# WRITTEN INSTRUCTION:
Type out the records that follow, exactly as given.

# INFORMATION SUPPLIED:
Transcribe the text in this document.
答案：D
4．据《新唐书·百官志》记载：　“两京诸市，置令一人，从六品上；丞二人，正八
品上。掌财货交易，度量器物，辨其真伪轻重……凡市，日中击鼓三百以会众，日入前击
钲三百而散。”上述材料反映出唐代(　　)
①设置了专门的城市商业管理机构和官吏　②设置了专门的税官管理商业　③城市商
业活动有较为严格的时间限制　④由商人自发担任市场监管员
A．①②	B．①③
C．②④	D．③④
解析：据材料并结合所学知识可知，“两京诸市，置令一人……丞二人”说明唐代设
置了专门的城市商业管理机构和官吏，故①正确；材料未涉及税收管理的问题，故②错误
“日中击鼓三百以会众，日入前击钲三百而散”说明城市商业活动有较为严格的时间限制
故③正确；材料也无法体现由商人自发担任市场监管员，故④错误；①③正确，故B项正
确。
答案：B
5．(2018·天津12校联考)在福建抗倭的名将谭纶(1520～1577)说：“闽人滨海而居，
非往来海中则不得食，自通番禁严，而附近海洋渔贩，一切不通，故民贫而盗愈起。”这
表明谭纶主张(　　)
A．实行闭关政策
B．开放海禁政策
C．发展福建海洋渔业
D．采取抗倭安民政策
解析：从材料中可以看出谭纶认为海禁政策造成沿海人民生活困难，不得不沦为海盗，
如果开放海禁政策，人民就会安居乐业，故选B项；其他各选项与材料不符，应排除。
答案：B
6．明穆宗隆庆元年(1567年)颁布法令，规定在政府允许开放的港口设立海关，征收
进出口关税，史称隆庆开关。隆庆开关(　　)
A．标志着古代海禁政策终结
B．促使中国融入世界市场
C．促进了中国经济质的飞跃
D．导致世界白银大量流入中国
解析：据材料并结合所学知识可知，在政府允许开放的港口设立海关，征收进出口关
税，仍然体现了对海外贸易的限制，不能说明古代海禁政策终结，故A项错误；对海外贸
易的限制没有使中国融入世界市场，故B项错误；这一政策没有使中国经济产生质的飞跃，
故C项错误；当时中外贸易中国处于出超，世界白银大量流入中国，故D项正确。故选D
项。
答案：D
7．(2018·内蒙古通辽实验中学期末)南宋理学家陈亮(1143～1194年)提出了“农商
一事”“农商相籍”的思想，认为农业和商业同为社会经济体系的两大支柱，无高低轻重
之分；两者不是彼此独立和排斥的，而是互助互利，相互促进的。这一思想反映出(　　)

# SOLUTION TO THE PROBLEM:
Transcribe the text in this document.
答案：D
4．据《新唐书·百官志》记载：　“两京诸市，置令一人，从六品上；丞二人，正八
品上。掌财货交易，度量器物，辨其真伪轻重……凡市，日中击鼓三百以会众，日入前击
钲三百而散。”上述材料反映出唐代(　　)
①设置了专门的城市商业管理机构和官吏　②设置了专门的税官管理商业　③城市商
业活动有较为严格的时间限制　④由商人自发担任市场监管员
A．①②	B．①③
C．②④	D．③④
解析：据材料并结合所学知识可知，“两京诸市，置令一人……丞二人”说明唐代设
置了专门的城市商业管理机构和官吏，故①正确；材料未涉及税收管理的问题，故②错误
“日中击鼓三百以会众，日入前击钲三百而散”说明城市商业活动有较为严格的时间限制
故③正确；材料也无法体现由商人自发担任市场监管员，故④错误；①③正确，故B项正
确。
答案：B
5．(2018·天津12校联考)在福建抗倭的名将谭纶(1520～1577)说：“闽人滨海而居，
非往来海中则不得食，自通番禁严，而附近海洋渔贩，一切不通，故民贫而盗愈起。”这
表明谭纶主张(　　)
A．实行闭关政策
B．开放海禁政策
C．发展福建海洋渔业
D．采取抗倭安民政策
解析：从材料中可以看出谭纶认为海禁政策造成沿海人民生活困难，不得不沦为海盗，
如果开放海禁政策，人民就会安居乐业，故选B项；其他各选项与材料不符，应排除。
答案：B
6．明穆宗隆庆元年(1567年)颁布法令，规定在政府允许开放的港口设立海关，征收
进出口关税，史称隆庆开关。隆庆开关(　　)
A．标志着古代海禁政策终结
B．促使中国融入世界市场
C．促进了中国经济质的飞跃
D．导致世界白银大量流入中国
解析：据材料并结合所学知识可知，在政府允许开放的港口设立海关，征收进出口关
税，仍然体现了对海外贸易的限制，不能说明古代海禁政策终结，故A项错误；对海外贸
易的限制没有使中国融入世界市场，故B项错误；这一政策没有使中国经济产生质的飞跃，
故C项错误；当时中外贸易中国处于出超，世界白银大量流入中国，故D项正确。故选D
项。
答案：D
7．(2018·内蒙古通辽实验中学期末)南宋理学家陈亮(1143～1194年)提出了“农商
一事”“农商相籍”的思想，认为农业和商业同为社会经济体系的两大支柱，无高低轻重
之分；两者不是彼此独立和排斥的，而是互助互利，相互促进的。这一思想反映出(　　)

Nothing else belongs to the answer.